EXERCISE TASK.
Return all lines with the word "Испания" in them.

(Figure record listings)

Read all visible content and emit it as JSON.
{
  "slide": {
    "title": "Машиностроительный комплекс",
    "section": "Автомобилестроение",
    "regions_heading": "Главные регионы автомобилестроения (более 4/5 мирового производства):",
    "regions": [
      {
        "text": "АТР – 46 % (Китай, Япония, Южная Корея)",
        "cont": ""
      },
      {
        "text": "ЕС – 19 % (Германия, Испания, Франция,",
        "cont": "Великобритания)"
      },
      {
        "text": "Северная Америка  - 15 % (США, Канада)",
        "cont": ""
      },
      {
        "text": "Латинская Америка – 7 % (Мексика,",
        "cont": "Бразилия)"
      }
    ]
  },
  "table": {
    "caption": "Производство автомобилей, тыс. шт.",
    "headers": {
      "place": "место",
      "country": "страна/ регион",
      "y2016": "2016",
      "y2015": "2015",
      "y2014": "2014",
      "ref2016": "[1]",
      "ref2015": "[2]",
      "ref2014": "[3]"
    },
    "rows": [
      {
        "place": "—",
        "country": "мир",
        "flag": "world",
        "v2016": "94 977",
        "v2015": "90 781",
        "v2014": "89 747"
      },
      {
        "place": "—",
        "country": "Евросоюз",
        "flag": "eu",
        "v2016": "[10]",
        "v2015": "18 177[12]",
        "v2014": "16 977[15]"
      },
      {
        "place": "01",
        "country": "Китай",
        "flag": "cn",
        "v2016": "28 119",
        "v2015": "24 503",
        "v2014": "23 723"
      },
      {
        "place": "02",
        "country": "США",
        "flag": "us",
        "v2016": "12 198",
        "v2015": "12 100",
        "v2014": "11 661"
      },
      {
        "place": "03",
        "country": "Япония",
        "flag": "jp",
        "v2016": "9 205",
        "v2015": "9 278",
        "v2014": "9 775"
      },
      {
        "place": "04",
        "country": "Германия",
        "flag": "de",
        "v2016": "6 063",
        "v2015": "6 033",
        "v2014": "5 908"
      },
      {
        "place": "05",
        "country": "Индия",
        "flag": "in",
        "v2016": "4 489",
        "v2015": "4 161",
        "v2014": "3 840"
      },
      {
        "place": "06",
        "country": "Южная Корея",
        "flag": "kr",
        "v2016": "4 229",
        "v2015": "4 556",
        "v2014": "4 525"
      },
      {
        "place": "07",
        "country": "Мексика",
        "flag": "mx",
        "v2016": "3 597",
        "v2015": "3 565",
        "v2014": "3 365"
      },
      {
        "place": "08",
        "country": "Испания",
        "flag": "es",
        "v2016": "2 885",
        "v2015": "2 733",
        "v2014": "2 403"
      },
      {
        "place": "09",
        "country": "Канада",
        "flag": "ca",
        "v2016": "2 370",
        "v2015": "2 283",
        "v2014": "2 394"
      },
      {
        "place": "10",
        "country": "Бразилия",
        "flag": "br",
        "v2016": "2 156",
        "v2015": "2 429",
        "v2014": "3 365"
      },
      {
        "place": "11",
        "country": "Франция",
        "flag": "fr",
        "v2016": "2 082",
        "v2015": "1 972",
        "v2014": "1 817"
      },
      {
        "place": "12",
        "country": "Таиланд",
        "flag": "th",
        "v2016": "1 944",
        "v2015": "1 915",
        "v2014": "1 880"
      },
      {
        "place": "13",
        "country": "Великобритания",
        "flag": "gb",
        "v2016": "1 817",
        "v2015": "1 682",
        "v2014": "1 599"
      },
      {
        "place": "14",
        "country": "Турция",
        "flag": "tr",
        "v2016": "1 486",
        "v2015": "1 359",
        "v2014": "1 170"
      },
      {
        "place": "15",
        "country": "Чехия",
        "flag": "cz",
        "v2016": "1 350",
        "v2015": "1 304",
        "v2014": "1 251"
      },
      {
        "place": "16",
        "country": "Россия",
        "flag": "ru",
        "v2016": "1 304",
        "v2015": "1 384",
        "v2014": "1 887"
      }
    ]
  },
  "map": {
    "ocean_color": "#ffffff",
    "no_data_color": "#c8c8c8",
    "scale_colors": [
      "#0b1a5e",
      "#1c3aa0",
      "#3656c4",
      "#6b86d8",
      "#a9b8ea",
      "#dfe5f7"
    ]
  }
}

TASK RESULT.
        "text": "ЕС – 19 % (Германия, Испания, Франция,",
        "country": "Испания",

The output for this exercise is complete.